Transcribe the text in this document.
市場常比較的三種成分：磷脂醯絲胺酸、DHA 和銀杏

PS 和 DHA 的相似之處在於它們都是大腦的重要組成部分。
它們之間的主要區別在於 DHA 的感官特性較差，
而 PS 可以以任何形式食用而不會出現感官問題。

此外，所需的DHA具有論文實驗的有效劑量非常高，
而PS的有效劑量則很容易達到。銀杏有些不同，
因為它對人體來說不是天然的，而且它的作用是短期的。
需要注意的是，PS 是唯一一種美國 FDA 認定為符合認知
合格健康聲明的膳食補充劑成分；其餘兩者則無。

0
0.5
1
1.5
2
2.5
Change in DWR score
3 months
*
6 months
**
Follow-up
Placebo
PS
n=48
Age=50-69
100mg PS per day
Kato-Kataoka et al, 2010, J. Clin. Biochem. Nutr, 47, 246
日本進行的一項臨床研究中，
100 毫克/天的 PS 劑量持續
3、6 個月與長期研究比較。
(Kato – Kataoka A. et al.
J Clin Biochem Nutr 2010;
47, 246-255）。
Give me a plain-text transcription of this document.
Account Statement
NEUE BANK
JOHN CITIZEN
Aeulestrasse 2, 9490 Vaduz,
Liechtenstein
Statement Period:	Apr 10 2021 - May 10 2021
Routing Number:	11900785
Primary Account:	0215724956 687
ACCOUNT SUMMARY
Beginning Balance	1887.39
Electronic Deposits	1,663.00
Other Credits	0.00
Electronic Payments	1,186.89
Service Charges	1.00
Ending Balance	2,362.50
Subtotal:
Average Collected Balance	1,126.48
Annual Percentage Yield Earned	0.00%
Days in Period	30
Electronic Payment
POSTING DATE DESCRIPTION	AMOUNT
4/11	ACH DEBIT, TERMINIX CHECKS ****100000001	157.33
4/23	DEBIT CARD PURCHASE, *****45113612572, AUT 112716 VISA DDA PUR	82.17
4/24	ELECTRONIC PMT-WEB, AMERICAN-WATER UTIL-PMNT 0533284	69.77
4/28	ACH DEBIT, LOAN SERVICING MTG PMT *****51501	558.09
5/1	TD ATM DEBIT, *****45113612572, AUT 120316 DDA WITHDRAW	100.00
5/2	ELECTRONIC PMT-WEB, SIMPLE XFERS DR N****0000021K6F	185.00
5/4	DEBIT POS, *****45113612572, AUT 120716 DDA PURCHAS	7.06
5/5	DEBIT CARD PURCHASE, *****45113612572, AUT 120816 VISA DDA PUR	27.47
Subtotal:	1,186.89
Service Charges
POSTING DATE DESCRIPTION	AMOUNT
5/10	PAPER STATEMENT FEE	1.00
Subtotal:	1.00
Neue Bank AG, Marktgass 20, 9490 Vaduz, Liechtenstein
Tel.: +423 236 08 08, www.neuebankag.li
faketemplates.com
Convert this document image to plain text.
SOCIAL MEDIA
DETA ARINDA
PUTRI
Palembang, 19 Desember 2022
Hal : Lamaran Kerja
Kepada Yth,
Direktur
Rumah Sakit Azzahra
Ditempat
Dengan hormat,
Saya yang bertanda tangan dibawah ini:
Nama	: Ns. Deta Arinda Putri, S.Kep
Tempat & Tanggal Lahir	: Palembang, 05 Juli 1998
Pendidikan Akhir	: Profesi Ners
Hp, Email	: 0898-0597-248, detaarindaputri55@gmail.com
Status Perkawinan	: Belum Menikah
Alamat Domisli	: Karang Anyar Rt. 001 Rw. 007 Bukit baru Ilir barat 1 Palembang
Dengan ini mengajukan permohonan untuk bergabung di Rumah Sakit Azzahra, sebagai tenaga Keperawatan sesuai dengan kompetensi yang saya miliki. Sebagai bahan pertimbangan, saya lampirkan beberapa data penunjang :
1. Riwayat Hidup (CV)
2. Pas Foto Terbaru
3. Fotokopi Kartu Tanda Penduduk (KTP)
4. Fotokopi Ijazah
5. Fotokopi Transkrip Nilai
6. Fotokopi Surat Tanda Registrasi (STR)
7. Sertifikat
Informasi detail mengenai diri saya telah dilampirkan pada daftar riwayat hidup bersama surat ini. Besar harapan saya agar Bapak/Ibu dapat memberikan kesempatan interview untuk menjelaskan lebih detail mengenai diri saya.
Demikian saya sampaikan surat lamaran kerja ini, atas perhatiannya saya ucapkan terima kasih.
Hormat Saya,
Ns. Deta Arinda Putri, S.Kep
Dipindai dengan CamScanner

++++++++++

GOAL OF THE EXERCISE –
Pick every line with "CARD" in it and copy it.

ANSWER TO THE EXERCISE –
4/23	DEBIT CARD PURCHASE, *****45113612572, AUT 112716 VISA DDA PUR	82.17
5/5	DEBIT CARD PURCHASE, *****45113612572, AUT 120816 VISA DDA PUR	27.47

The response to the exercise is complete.